Written exercise:
Lift every line from the entries that includes the word "which".

Supplied records:
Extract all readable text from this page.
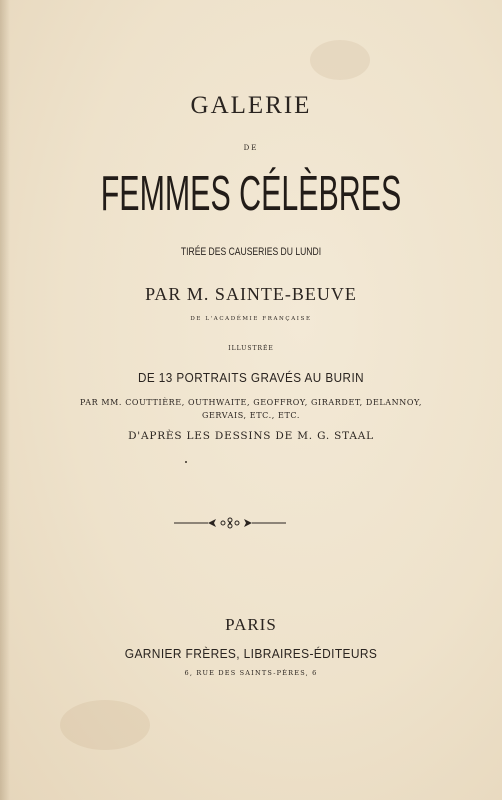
GALERIE
DE
FEMMES CÉLÈBRES
TIRÉE DES CAUSERIES DU LUNDI
PAR M. SAINTE-BEUVE
DE L'ACADÉMIE FRANÇAISE
ILLUSTRÉE
DE 13 PORTRAITS GRAVÉS AU BURIN
PAR MM. COUTTIÈRE, OUTHWAITE, GEOFFROY, GIRARDET, DELANNOY,
GERVAIS, ETC., ETC.
D'APRÈS LES DESSINS DE M. G. STAAL
PARIS
GARNIER FRÈRES, LIBRAIRES-ÉDITEURS
6, RUE DES SAINTS-PÈRES, 6
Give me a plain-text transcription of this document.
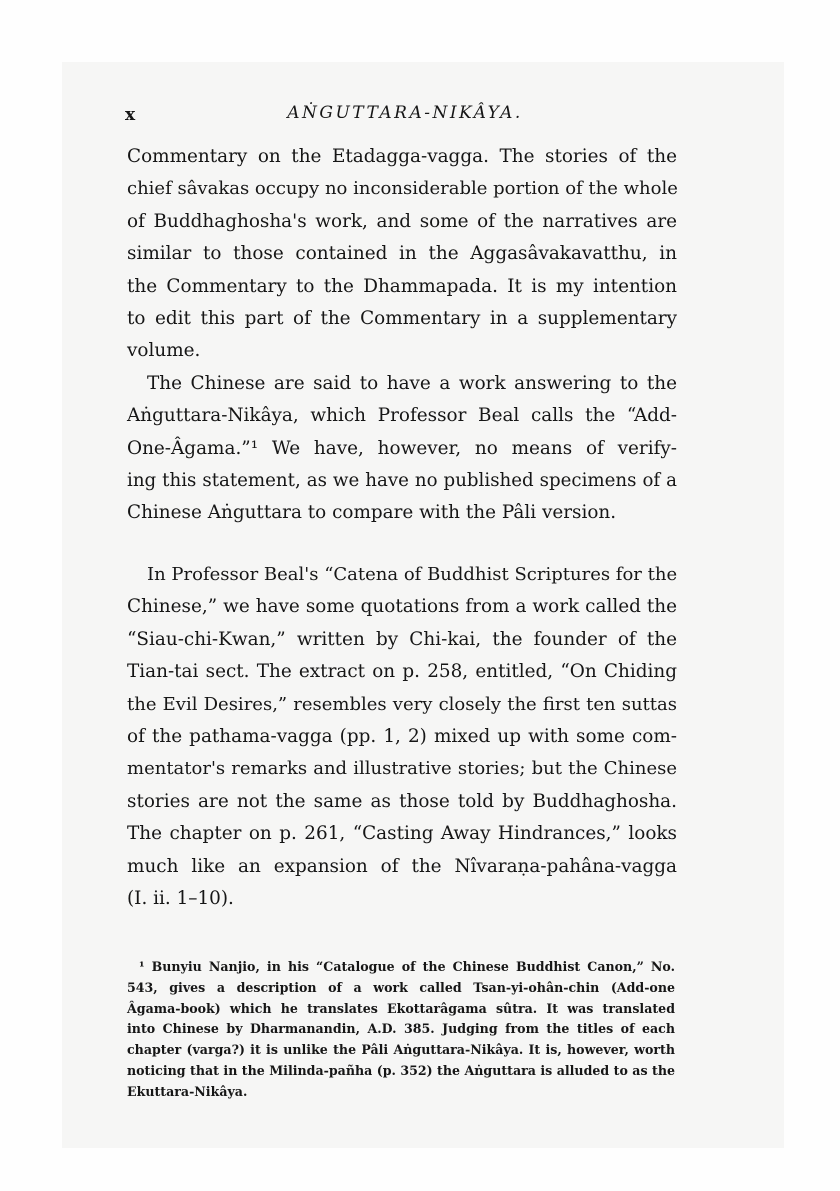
x	AṄGUTTARA-NIKÂYA.

Commentary on the Etadagga-vagga. The stories of the
chief sâvakas occupy no inconsiderable portion of the whole
of Buddhaghosha's work, and some of the narratives are
similar to those contained in the Aggasâvakavatthu, in
the Commentary to the Dhammapada. It is my intention
to edit this part of the Commentary in a supplementary
volume.

The Chinese are said to have a work answering to the
Aṅguttara-Nikâya, which Professor Beal calls the “Add-
One-Âgama.”¹ We have, however, no means of verify-
ing this statement, as we have no published specimens of a
Chinese Aṅguttara to compare with the Pâli version.

In Professor Beal's “Catena of Buddhist Scriptures for the
Chinese,” we have some quotations from a work called the
“Siau-chi-Kwan,” written by Chi-kai, the founder of the
Tian-tai sect. The extract on p. 258, entitled, “On Chiding
the Evil Desires,” resembles very closely the first ten suttas
of the pathama-vagga (pp. 1, 2) mixed up with some com-
mentator's remarks and illustrative stories; but the Chinese
stories are not the same as those told by Buddhaghosha.
The chapter on p. 261, “Casting Away Hindrances,” looks
much like an expansion of the Nîvaraṇa-pahâna-vagga
(I. ii. 1–10).

¹ Bunyiu Nanjio, in his “Catalogue of the Chinese Buddhist Canon,” No.
543, gives a description of a work called Tsan-yi-ohân-chin (Add-one
Âgama-book) which he translates Ekottarâgama sûtra. It was translated
into Chinese by Dharmanandin, A.D. 385. Judging from the titles of each
chapter (varga?) it is unlike the Pâli Aṅguttara-Nikâya. It is, however, worth
noticing that in the Milinda-pañha (p. 352) the Aṅguttara is alluded to as the
Ekuttara-Nikâya.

Completed task:
Aṅguttara-Nikâya, which Professor Beal calls the “Add-
Âgama-book) which he translates Ekottarâgama sûtra. It was translated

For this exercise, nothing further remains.